:: Instructions to follow ::
Keep only the lines of the data below that contain "frac", and copy them.

(Extracted data entries)
'''
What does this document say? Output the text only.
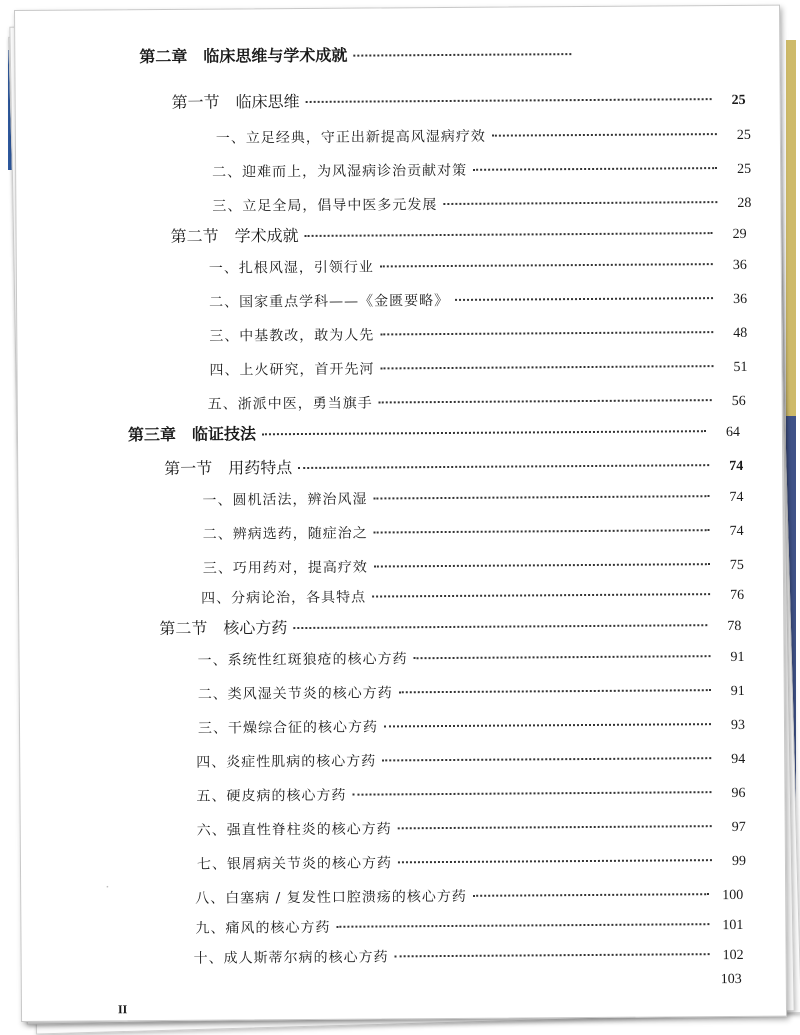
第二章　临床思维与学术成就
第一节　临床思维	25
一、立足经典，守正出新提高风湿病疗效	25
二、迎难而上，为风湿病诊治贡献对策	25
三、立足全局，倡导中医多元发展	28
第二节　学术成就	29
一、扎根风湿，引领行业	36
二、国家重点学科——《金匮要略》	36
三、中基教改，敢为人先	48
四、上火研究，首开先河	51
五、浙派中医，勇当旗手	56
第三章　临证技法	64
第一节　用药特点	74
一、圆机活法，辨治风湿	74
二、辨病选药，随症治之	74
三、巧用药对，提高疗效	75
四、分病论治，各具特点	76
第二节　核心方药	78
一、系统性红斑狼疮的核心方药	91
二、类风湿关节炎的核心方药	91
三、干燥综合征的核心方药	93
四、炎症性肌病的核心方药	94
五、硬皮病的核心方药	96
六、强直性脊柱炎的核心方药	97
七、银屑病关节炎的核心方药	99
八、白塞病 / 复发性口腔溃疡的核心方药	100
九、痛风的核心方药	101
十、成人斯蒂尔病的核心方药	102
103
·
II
'''
'''
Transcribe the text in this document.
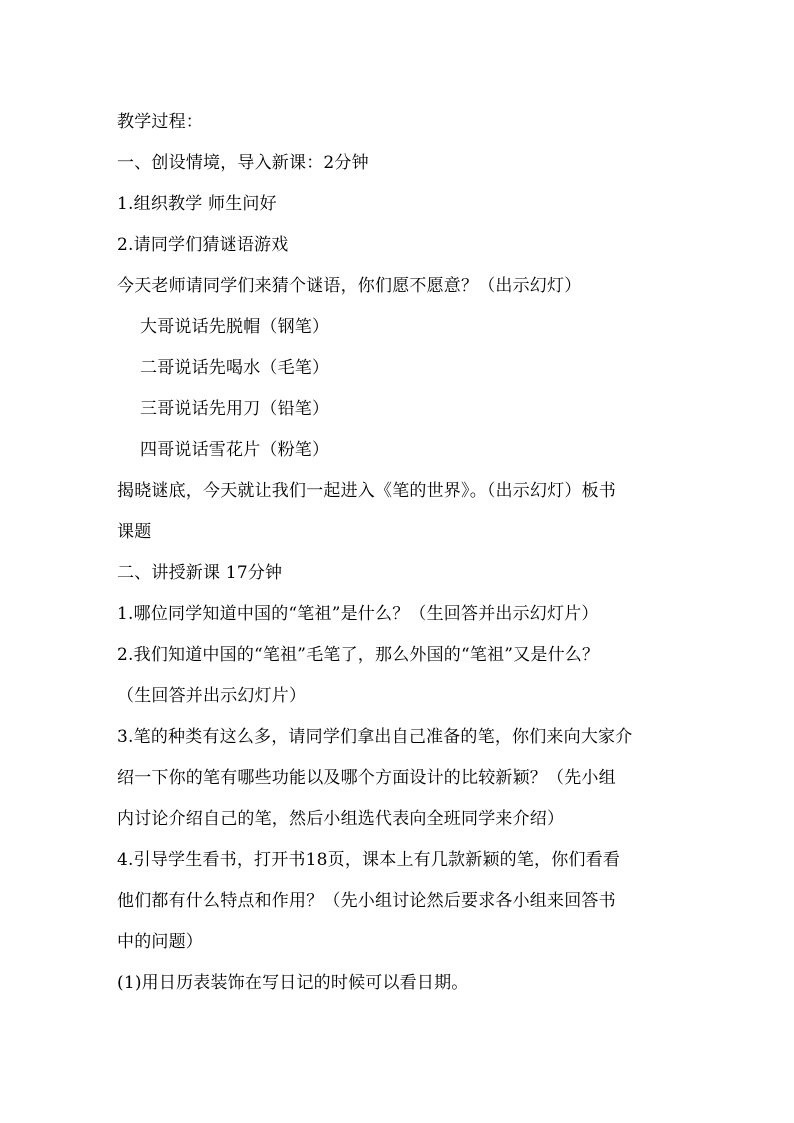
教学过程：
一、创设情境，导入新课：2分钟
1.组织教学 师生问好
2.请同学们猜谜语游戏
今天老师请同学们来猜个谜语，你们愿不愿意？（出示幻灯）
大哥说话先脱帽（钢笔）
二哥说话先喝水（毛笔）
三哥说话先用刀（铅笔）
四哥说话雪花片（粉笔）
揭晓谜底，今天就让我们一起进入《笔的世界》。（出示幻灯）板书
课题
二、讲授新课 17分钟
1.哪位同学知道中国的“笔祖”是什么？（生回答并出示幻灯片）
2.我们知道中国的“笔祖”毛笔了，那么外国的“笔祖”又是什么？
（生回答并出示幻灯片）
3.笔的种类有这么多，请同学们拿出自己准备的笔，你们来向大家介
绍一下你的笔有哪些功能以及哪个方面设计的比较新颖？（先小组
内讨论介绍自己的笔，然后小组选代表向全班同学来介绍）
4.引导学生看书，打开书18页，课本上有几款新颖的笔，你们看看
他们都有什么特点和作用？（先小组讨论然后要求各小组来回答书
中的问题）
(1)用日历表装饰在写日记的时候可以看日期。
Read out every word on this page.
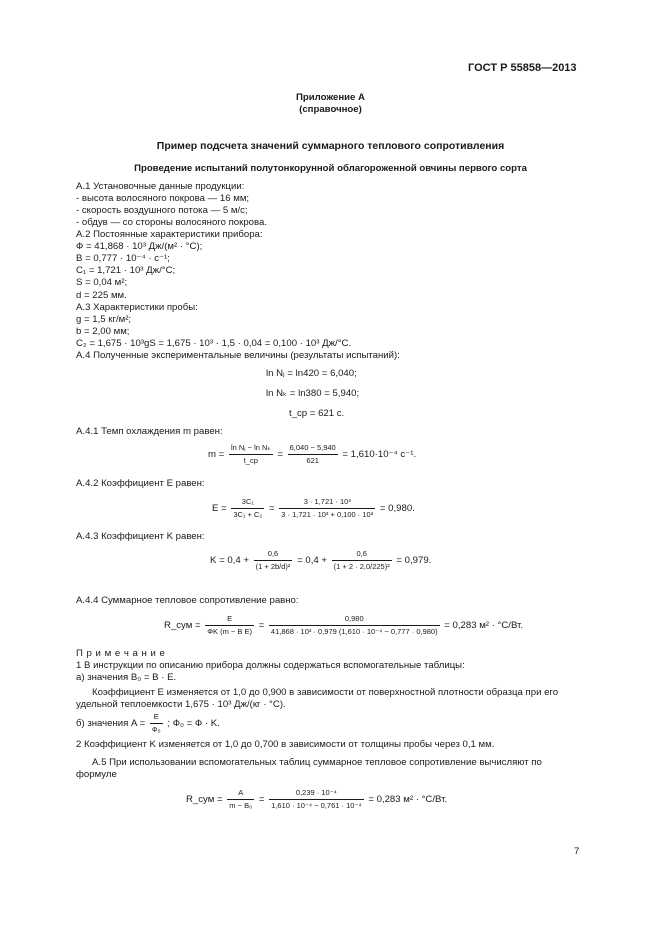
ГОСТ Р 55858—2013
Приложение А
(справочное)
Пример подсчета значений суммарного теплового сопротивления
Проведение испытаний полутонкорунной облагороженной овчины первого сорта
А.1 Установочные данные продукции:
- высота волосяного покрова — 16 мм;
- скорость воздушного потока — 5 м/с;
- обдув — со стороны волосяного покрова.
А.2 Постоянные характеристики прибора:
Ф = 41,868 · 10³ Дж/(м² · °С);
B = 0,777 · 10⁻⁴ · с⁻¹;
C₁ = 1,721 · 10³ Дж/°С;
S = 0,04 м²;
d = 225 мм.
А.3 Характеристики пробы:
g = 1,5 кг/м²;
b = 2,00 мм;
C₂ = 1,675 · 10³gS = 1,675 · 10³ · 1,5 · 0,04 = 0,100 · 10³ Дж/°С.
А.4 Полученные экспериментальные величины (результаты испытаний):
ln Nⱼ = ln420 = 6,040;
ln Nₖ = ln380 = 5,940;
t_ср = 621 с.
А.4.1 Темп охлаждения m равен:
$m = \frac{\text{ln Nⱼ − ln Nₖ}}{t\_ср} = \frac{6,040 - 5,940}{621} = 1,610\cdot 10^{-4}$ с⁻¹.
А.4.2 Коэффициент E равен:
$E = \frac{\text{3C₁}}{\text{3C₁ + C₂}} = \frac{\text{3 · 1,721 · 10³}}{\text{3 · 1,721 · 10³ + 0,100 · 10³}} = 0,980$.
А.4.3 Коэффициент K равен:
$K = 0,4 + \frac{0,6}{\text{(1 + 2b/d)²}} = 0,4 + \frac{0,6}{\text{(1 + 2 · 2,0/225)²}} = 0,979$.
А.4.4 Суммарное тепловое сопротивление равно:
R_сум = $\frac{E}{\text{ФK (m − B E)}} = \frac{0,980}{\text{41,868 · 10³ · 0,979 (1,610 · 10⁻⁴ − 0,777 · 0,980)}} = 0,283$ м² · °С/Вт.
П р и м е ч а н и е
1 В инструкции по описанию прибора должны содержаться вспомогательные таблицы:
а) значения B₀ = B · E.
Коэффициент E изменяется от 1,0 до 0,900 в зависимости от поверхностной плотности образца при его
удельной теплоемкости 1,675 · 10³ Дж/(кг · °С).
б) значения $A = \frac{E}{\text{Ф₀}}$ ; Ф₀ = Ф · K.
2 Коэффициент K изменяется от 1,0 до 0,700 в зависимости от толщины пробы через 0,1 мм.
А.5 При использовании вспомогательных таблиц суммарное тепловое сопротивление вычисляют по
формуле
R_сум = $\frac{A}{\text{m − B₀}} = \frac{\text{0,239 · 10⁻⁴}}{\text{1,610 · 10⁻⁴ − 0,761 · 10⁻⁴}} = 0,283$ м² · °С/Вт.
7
'''
'''
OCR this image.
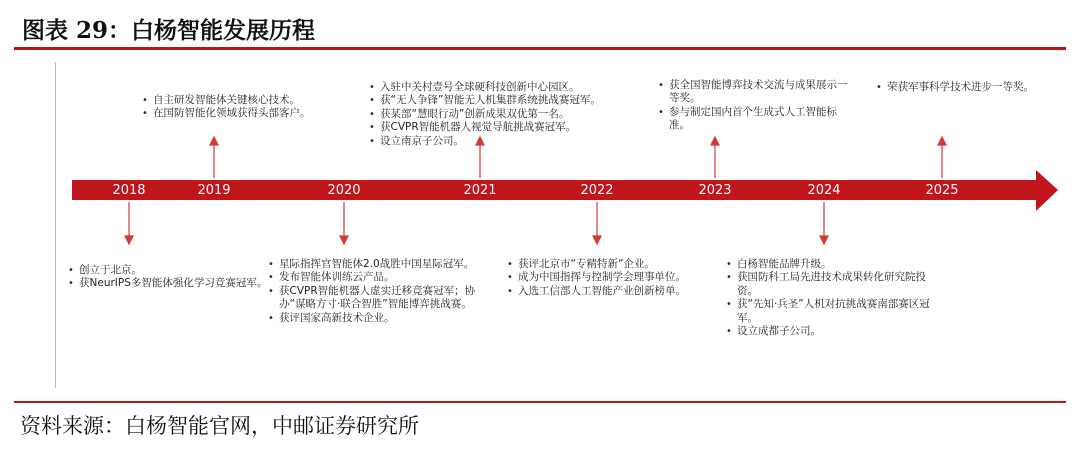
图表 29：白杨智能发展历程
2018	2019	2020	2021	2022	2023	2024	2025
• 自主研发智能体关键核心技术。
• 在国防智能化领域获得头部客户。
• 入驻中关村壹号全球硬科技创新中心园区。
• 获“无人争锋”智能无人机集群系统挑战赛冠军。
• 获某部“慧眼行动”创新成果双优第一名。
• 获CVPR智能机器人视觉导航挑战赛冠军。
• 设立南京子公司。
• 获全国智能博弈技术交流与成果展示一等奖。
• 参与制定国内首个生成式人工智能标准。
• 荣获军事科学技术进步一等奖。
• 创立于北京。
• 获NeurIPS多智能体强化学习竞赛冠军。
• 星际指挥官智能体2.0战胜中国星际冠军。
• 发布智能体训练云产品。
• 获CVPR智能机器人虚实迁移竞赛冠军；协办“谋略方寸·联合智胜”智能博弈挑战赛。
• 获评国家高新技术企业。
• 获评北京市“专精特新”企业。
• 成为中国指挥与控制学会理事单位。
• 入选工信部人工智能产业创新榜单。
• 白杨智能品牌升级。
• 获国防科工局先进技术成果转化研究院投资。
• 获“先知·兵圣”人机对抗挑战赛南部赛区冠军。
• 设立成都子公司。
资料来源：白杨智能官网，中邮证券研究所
'''
:: Expected answer ::
$m = \frac{\text{ln Nⱼ − ln Nₖ}}{t\_ср} = \frac{6,040 - 5,940}{621} = 1,610\cdot 10^{-4}$ с⁻¹.
$E = \frac{\text{3C₁}}{\text{3C₁ + C₂}} = \frac{\text{3 · 1,721 · 10³}}{\text{3 · 1,721 · 10³ + 0,100 · 10³}} = 0,980$.
$K = 0,4 + \frac{0,6}{\text{(1 + 2b/d)²}} = 0,4 + \frac{0,6}{\text{(1 + 2 · 2,0/225)²}} = 0,979$.
R_сум = $\frac{E}{\text{ФK (m − B E)}} = \frac{0,980}{\text{41,868 · 10³ · 0,979 (1,610 · 10⁻⁴ − 0,777 · 0,980)}} = 0,283$ м² · °С/Вт.
б) значения $A = \frac{E}{\text{Ф₀}}$ ; Ф₀ = Ф · K.
R_сум = $\frac{A}{\text{m − B₀}} = \frac{\text{0,239 · 10⁻⁴}}{\text{1,610 · 10⁻⁴ − 0,761 · 10⁻⁴}} = 0,283$ м² · °С/Вт.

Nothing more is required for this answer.